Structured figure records
## Begin

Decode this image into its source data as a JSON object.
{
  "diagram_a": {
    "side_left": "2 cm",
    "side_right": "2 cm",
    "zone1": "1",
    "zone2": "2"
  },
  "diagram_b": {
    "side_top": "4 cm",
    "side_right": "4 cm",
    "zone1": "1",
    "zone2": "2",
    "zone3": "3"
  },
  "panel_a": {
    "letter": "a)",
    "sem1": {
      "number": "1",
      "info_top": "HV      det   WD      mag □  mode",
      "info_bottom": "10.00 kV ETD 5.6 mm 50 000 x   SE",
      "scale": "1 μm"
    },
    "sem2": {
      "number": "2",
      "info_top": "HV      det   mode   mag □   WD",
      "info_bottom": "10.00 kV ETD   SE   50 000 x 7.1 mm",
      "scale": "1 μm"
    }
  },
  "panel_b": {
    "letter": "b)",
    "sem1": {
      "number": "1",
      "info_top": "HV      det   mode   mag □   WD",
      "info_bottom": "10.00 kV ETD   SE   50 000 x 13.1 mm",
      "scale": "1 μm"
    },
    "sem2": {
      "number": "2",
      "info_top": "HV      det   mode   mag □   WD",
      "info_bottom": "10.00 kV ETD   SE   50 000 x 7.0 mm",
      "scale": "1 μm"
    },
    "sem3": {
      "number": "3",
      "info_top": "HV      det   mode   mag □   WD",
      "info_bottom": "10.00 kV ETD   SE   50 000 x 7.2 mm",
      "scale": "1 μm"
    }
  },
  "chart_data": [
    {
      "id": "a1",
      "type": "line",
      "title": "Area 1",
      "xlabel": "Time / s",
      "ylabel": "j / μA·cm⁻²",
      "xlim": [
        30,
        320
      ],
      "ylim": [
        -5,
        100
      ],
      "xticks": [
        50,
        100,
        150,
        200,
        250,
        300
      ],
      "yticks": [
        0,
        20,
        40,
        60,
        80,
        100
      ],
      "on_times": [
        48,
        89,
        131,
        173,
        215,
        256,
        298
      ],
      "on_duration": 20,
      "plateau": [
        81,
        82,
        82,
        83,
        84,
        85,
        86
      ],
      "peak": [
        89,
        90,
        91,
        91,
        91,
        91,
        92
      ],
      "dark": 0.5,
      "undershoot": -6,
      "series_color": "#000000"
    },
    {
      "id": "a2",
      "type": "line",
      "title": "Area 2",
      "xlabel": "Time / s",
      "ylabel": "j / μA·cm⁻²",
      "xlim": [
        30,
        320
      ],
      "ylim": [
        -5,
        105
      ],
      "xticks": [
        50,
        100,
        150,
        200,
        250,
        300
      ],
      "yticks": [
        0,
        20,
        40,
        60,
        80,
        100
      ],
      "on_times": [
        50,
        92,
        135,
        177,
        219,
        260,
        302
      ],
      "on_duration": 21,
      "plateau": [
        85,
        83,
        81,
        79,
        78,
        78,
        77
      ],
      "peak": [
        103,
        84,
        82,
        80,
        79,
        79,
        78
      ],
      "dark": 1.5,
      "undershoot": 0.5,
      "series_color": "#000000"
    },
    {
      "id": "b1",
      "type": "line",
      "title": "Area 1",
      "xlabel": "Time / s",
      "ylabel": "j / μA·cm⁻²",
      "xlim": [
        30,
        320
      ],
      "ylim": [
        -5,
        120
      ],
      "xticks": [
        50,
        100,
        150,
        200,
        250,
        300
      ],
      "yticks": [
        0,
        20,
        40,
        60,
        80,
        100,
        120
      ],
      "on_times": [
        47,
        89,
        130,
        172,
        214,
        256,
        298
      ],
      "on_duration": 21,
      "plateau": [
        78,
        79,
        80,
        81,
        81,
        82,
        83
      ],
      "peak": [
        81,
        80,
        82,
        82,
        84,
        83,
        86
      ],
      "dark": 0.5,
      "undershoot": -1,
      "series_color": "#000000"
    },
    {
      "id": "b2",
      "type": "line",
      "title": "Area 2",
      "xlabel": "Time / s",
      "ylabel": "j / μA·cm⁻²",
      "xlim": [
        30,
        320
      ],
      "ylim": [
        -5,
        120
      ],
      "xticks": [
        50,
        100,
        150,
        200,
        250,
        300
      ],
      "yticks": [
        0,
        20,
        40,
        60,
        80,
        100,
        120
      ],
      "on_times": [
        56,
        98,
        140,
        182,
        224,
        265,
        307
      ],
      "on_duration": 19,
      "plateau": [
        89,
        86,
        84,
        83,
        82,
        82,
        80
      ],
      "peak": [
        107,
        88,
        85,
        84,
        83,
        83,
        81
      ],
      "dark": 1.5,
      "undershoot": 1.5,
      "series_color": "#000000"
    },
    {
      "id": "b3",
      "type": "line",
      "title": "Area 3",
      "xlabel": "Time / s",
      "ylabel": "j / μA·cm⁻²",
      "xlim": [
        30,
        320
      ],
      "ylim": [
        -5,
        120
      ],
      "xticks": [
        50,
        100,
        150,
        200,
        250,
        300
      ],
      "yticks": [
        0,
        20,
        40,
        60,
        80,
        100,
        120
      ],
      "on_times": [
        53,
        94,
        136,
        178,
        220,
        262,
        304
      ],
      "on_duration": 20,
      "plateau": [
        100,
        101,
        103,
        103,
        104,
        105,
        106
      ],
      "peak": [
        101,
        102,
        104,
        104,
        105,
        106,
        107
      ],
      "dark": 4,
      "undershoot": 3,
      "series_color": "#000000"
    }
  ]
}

## End

_What to produce_
Write out the data again, exactly and in full.

_Reply_
Decode this image into its source data as a JSON object.
{
  "diagram_a": {
    "side_left": "2 cm",
    "side_right": "2 cm",
    "zone1": "1",
    "zone2": "2"
  },
  "diagram_b": {
    "side_top": "4 cm",
    "side_right": "4 cm",
    "zone1": "1",
    "zone2": "2",
    "zone3": "3"
  },
  "panel_a": {
    "letter": "a)",
    "sem1": {
      "number": "1",
      "info_top": "HV      det   WD      mag □  mode",
      "info_bottom": "10.00 kV ETD 5.6 mm 50 000 x   SE",
      "scale": "1 μm"
    },
    "sem2": {
      "number": "2",
      "info_top": "HV      det   mode   mag □   WD",
      "info_bottom": "10.00 kV ETD   SE   50 000 x 7.1 mm",
      "scale": "1 μm"
    }
  },
  "panel_b": {
    "letter": "b)",
    "sem1": {
      "number": "1",
      "info_top": "HV      det   mode   mag □   WD",
      "info_bottom": "10.00 kV ETD   SE   50 000 x 13.1 mm",
      "scale": "1 μm"
    },
    "sem2": {
      "number": "2",
      "info_top": "HV      det   mode   mag □   WD",
      "info_bottom": "10.00 kV ETD   SE   50 000 x 7.0 mm",
      "scale": "1 μm"
    },
    "sem3": {
      "number": "3",
      "info_top": "HV      det   mode   mag □   WD",
      "info_bottom": "10.00 kV ETD   SE   50 000 x 7.2 mm",
      "scale": "1 μm"
    }
  },
  "chart_data": [
    {
      "id": "a1",
      "type": "line",
      "title": "Area 1",
      "xlabel": "Time / s",
      "ylabel": "j / μA·cm⁻²",
      "xlim": [
        30,
        320
      ],
      "ylim": [
        -5,
        100
      ],
      "xticks": [
        50,
        100,
        150,
        200,
        250,
        300
      ],
      "yticks": [
        0,
        20,
        40,
        60,
        80,
        100
      ],
      "on_times": [
        48,
        89,
        131,
        173,
        215,
        256,
        298
      ],
      "on_duration": 20,
      "plateau": [
        81,
        82,
        82,
        83,
        84,
        85,
        86
      ],
      "peak": [
        89,
        90,
        91,
        91,
        91,
        91,
        92
      ],
      "dark": 0.5,
      "undershoot": -6,
      "series_color": "#000000"
    },
    {
      "id": "a2",
      "type": "line",
      "title": "Area 2",
      "xlabel": "Time / s",
      "ylabel": "j / μA·cm⁻²",
      "xlim": [
        30,
        320
      ],
      "ylim": [
        -5,
        105
      ],
      "xticks": [
        50,
        100,
        150,
        200,
        250,
        300
      ],
      "yticks": [
        0,
        20,
        40,
        60,
        80,
        100
      ],
      "on_times": [
        50,
        92,
        135,
        177,
        219,
        260,
        302
      ],
      "on_duration": 21,
      "plateau": [
        85,
        83,
        81,
        79,
        78,
        78,
        77
      ],
      "peak": [
        103,
        84,
        82,
        80,
        79,
        79,
        78
      ],
      "dark": 1.5,
      "undershoot": 0.5,
      "series_color": "#000000"
    },
    {
      "id": "b1",
      "type": "line",
      "title": "Area 1",
      "xlabel": "Time / s",
      "ylabel": "j / μA·cm⁻²",
      "xlim": [
        30,
        320
      ],
      "ylim": [
        -5,
        120
      ],
      "xticks": [
        50,
        100,
        150,
        200,
        250,
        300
      ],
      "yticks": [
        0,
        20,
        40,
        60,
        80,
        100,
        120
      ],
      "on_times": [
        47,
        89,
        130,
        172,
        214,
        256,
        298
      ],
      "on_duration": 21,
      "plateau": [
        78,
        79,
        80,
        81,
        81,
        82,
        83
      ],
      "peak": [
        81,
        80,
        82,
        82,
        84,
        83,
        86
      ],
      "dark": 0.5,
      "undershoot": -1,
      "series_color": "#000000"
    },
    {
      "id": "b2",
      "type": "line",
      "title": "Area 2",
      "xlabel": "Time / s",
      "ylabel": "j / μA·cm⁻²",
      "xlim": [
        30,
        320
      ],
      "ylim": [
        -5,
        120
      ],
      "xticks": [
        50,
        100,
        150,
        200,
        250,
        300
      ],
      "yticks": [
        0,
        20,
        40,
        60,
        80,
        100,
        120
      ],
      "on_times": [
        56,
        98,
        140,
        182,
        224,
        265,
        307
      ],
      "on_duration": 19,
      "plateau": [
        89,
        86,
        84,
        83,
        82,
        82,
        80
      ],
      "peak": [
        107,
        88,
        85,
        84,
        83,
        83,
        81
      ],
      "dark": 1.5,
      "undershoot": 1.5,
      "series_color": "#000000"
    },
    {
      "id": "b3",
      "type": "line",
      "title": "Area 3",
      "xlabel": "Time / s",
      "ylabel": "j / μA·cm⁻²",
      "xlim": [
        30,
        320
      ],
      "ylim": [
        -5,
        120
      ],
      "xticks": [
        50,
        100,
        150,
        200,
        250,
        300
      ],
      "yticks": [
        0,
        20,
        40,
        60,
        80,
        100,
        120
      ],
      "on_times": [
        53,
        94,
        136,
        178,
        220,
        262,
        304
      ],
      "on_duration": 20,
      "plateau": [
        100,
        101,
        103,
        103,
        104,
        105,
        106
      ],
      "peak": [
        101,
        102,
        104,
        104,
        105,
        106,
        107
      ],
      "dark": 4,
      "undershoot": 3,
      "series_color": "#000000"
    }
  ]
}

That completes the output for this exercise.